Source data
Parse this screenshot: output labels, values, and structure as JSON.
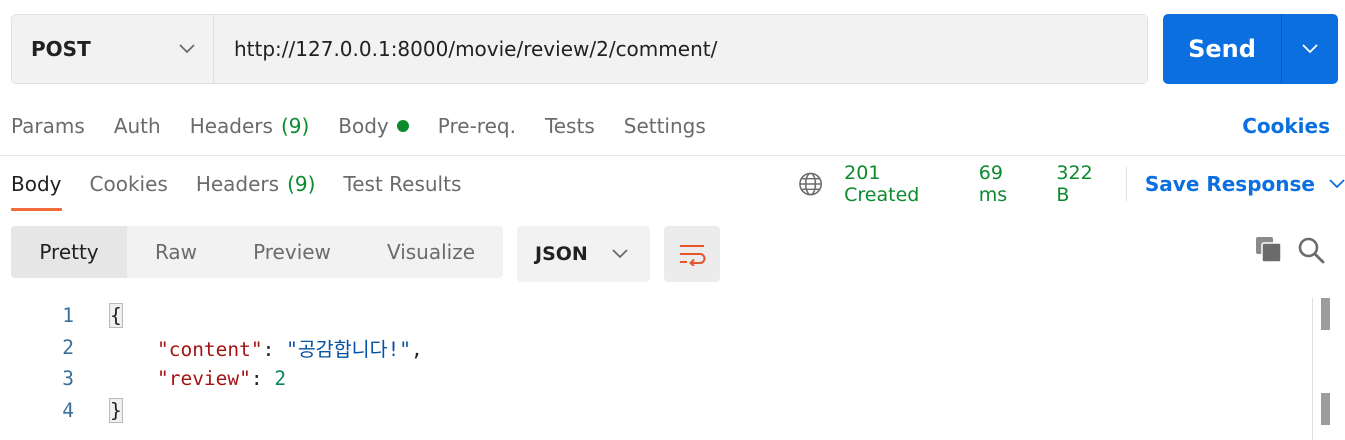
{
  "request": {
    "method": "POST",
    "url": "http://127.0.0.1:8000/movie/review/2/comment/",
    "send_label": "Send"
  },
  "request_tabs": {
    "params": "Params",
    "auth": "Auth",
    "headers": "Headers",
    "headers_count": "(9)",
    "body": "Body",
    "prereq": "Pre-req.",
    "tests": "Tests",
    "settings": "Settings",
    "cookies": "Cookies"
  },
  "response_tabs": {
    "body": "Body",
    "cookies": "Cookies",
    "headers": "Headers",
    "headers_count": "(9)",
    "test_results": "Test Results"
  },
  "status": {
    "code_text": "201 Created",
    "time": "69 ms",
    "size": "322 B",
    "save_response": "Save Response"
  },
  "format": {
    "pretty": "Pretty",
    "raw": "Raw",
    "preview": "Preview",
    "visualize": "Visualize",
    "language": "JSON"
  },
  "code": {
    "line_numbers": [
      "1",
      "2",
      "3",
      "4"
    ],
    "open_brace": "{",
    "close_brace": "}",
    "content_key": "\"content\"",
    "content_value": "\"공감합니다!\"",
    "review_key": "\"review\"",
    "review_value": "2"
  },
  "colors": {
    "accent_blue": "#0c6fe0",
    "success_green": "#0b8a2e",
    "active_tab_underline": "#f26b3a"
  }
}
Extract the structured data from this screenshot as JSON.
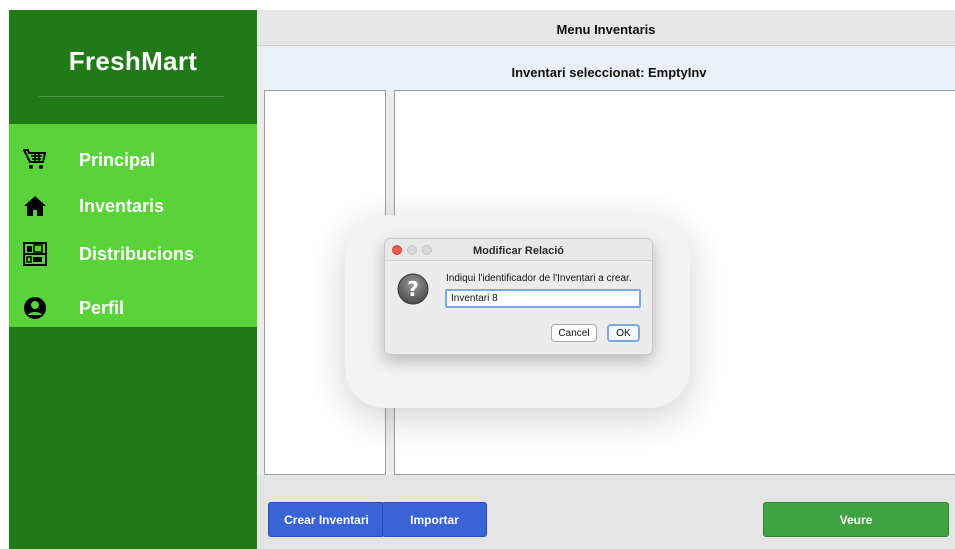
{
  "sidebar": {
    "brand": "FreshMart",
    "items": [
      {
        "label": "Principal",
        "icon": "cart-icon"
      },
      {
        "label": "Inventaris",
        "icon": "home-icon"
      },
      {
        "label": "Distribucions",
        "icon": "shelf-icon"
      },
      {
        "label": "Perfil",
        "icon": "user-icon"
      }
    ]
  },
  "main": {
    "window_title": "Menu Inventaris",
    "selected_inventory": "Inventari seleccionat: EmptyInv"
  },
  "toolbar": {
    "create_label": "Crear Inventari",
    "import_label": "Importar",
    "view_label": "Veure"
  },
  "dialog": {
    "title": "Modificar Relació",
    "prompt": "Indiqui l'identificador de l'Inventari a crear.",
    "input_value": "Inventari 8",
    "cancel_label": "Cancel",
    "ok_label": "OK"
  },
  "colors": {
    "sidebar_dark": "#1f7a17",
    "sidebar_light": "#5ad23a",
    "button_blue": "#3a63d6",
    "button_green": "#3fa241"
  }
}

Requirement
Copy every record character for character. Skip the pictures.

Task solution
Parse this screenshot: output labels, values, and structure as JSON.
{
  "request": {
    "method": "POST",
    "url": "http://127.0.0.1:8000/movie/review/2/comment/",
    "send_label": "Send"
  },
  "request_tabs": {
    "params": "Params",
    "auth": "Auth",
    "headers": "Headers",
    "headers_count": "(9)",
    "body": "Body",
    "prereq": "Pre-req.",
    "tests": "Tests",
    "settings": "Settings",
    "cookies": "Cookies"
  },
  "response_tabs": {
    "body": "Body",
    "cookies": "Cookies",
    "headers": "Headers",
    "headers_count": "(9)",
    "test_results": "Test Results"
  },
  "status": {
    "code_text": "201 Created",
    "time": "69 ms",
    "size": "322 B",
    "save_response": "Save Response"
  },
  "format": {
    "pretty": "Pretty",
    "raw": "Raw",
    "preview": "Preview",
    "visualize": "Visualize",
    "language": "JSON"
  },
  "code": {
    "line_numbers": [
      "1",
      "2",
      "3",
      "4"
    ],
    "open_brace": "{",
    "close_brace": "}",
    "content_key": "\"content\"",
    "content_value": "\"공감합니다!\"",
    "review_key": "\"review\"",
    "review_value": "2"
  },
  "colors": {
    "accent_blue": "#0c6fe0",
    "success_green": "#0b8a2e",
    "active_tab_underline": "#f26b3a"
  }
}
Extract the structured data from this screenshot as JSON.
{
  "sidebar": {
    "brand": "FreshMart",
    "items": [
      {
        "label": "Principal",
        "icon": "cart-icon"
      },
      {
        "label": "Inventaris",
        "icon": "home-icon"
      },
      {
        "label": "Distribucions",
        "icon": "shelf-icon"
      },
      {
        "label": "Perfil",
        "icon": "user-icon"
      }
    ]
  },
  "main": {
    "window_title": "Menu Inventaris",
    "selected_inventory": "Inventari seleccionat: EmptyInv"
  },
  "toolbar": {
    "create_label": "Crear Inventari",
    "import_label": "Importar",
    "view_label": "Veure"
  },
  "dialog": {
    "title": "Modificar Relació",
    "prompt": "Indiqui l'identificador de l'Inventari a crear.",
    "input_value": "Inventari 8",
    "cancel_label": "Cancel",
    "ok_label": "OK"
  },
  "colors": {
    "sidebar_dark": "#1f7a17",
    "sidebar_light": "#5ad23a",
    "button_blue": "#3a63d6",
    "button_green": "#3fa241"
  }
}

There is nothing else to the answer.